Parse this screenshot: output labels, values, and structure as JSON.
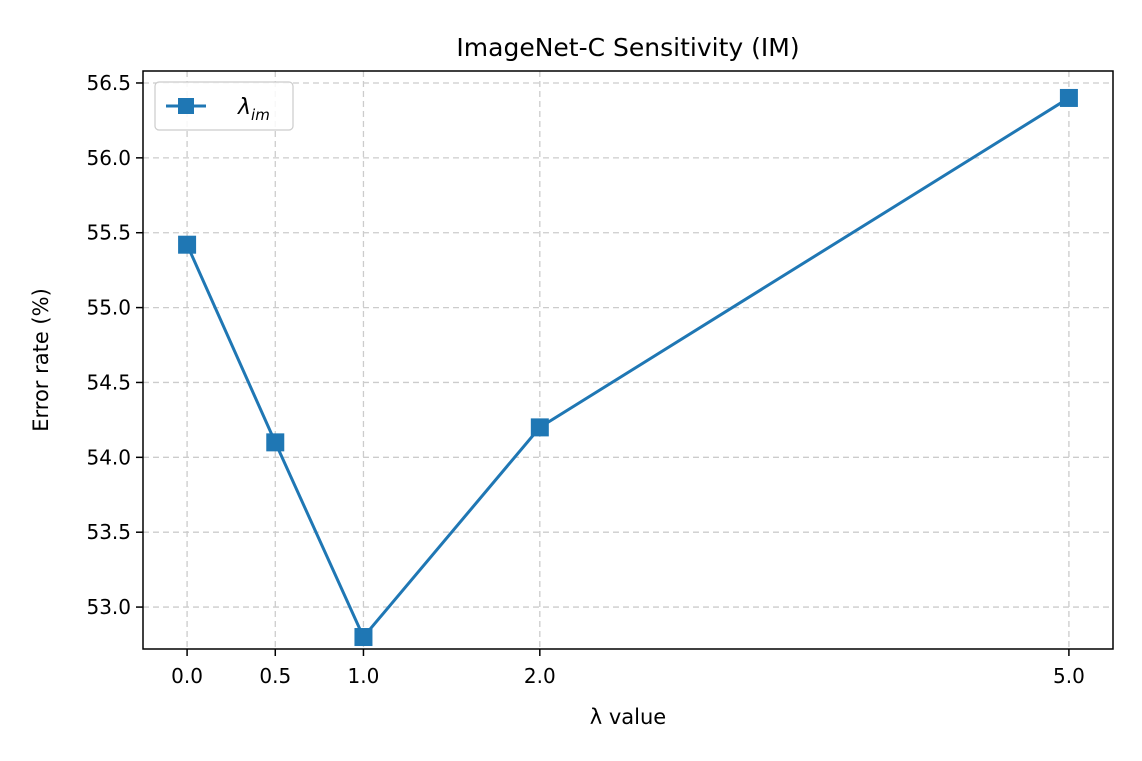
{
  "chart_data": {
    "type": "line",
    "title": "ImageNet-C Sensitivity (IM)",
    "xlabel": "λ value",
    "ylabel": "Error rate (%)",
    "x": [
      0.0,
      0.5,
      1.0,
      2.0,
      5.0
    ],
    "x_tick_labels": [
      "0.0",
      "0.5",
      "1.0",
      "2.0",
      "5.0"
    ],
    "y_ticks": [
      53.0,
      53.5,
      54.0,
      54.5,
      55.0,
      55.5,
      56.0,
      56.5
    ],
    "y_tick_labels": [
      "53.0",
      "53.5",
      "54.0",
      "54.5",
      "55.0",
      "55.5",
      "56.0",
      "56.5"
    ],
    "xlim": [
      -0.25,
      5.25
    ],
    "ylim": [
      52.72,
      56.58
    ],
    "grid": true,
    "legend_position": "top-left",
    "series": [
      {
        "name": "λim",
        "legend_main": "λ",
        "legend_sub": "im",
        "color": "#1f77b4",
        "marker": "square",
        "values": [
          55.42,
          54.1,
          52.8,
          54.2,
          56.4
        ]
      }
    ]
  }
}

=====

» What to work on
Without the pictures, restate all of the entries above verbatim.

» Completed exercise
Parse this screenshot: output labels, values, and structure as JSON.
{
  "chart_data": {
    "type": "line",
    "title": "ImageNet-C Sensitivity (IM)",
    "xlabel": "λ value",
    "ylabel": "Error rate (%)",
    "x": [
      0.0,
      0.5,
      1.0,
      2.0,
      5.0
    ],
    "x_tick_labels": [
      "0.0",
      "0.5",
      "1.0",
      "2.0",
      "5.0"
    ],
    "y_ticks": [
      53.0,
      53.5,
      54.0,
      54.5,
      55.0,
      55.5,
      56.0,
      56.5
    ],
    "y_tick_labels": [
      "53.0",
      "53.5",
      "54.0",
      "54.5",
      "55.0",
      "55.5",
      "56.0",
      "56.5"
    ],
    "xlim": [
      -0.25,
      5.25
    ],
    "ylim": [
      52.72,
      56.58
    ],
    "grid": true,
    "legend_position": "top-left",
    "series": [
      {
        "name": "λim",
        "legend_main": "λ",
        "legend_sub": "im",
        "color": "#1f77b4",
        "marker": "square",
        "values": [
          55.42,
          54.1,
          52.8,
          54.2,
          56.4
        ]
      }
    ]
  }
}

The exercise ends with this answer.